> _INFORMATION PROVIDED_:
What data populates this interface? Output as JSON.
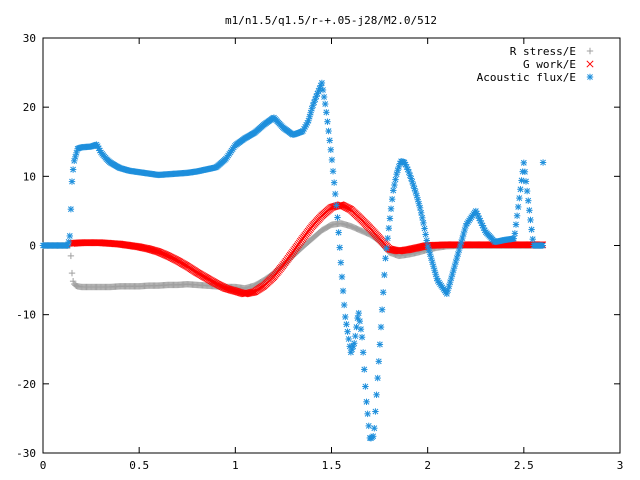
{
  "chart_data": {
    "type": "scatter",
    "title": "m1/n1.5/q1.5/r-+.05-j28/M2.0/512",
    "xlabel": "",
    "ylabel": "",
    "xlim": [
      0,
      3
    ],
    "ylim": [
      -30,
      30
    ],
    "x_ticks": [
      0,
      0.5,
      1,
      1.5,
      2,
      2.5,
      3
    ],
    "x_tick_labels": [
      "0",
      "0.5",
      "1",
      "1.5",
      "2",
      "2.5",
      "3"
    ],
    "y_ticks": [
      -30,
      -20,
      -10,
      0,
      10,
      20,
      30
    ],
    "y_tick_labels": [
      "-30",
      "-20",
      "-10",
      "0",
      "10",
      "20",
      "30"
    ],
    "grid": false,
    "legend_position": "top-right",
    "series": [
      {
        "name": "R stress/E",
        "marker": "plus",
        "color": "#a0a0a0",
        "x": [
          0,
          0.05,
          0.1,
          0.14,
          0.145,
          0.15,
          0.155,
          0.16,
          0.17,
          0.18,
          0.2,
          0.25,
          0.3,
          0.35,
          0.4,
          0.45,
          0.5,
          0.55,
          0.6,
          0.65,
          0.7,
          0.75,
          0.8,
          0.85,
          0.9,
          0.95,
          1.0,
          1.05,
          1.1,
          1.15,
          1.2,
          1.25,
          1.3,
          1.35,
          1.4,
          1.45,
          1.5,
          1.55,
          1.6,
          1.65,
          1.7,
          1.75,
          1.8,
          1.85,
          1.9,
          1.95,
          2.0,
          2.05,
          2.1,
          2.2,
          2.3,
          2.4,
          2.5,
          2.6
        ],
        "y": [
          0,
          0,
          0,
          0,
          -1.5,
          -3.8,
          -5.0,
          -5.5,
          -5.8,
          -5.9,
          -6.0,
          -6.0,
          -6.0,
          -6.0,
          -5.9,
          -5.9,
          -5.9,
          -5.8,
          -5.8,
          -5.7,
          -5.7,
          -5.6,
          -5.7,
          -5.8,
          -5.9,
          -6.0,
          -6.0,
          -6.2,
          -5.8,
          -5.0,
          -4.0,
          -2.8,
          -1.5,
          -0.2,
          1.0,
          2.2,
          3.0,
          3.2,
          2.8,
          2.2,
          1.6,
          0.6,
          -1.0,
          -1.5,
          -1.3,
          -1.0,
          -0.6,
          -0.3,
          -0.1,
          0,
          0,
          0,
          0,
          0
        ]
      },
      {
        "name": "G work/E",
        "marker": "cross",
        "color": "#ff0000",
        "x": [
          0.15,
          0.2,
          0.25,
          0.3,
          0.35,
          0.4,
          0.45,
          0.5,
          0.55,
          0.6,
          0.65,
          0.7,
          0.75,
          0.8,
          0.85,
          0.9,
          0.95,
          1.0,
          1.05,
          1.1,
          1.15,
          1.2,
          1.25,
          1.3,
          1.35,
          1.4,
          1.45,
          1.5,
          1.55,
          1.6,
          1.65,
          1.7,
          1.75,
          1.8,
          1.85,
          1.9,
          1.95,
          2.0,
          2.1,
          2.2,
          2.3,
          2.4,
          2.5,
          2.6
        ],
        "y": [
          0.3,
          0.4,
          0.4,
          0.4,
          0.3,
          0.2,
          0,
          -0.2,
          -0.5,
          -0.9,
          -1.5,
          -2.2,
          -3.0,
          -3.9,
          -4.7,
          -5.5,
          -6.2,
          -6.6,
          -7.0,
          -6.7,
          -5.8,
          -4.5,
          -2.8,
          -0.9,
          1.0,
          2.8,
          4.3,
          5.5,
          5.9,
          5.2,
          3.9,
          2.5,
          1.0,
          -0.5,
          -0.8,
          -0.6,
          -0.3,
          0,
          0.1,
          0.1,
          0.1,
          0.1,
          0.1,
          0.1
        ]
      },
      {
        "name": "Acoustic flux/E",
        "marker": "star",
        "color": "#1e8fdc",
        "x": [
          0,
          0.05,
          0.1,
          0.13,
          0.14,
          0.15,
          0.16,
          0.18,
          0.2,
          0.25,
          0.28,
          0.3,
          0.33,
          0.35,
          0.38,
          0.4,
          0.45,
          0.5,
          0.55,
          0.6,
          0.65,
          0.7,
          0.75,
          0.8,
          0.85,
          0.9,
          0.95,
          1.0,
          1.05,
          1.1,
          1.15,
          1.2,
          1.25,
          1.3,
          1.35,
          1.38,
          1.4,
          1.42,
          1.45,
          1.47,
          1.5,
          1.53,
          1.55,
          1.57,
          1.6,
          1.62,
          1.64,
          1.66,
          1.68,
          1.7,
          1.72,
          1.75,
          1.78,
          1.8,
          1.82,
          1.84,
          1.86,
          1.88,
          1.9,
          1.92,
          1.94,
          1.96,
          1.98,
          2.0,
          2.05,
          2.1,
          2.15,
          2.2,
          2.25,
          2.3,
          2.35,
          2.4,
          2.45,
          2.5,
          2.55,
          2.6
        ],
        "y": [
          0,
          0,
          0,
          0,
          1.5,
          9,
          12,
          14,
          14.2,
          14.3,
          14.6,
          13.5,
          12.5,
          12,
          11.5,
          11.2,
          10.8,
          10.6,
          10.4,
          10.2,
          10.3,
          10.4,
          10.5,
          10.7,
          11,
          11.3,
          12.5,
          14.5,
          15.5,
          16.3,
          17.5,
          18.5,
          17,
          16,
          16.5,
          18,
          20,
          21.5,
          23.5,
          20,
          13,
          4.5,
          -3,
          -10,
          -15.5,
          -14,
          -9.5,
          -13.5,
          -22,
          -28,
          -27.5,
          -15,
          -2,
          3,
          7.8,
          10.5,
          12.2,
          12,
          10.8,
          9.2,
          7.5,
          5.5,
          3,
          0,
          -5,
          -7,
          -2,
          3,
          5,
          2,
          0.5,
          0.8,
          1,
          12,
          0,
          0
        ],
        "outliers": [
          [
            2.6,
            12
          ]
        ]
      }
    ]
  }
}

> _REQUIRED WORK_: Check each line above for the word "color" and give the number of lines that have it, nothing else.

> _EXERCISE SOLUTION_: 3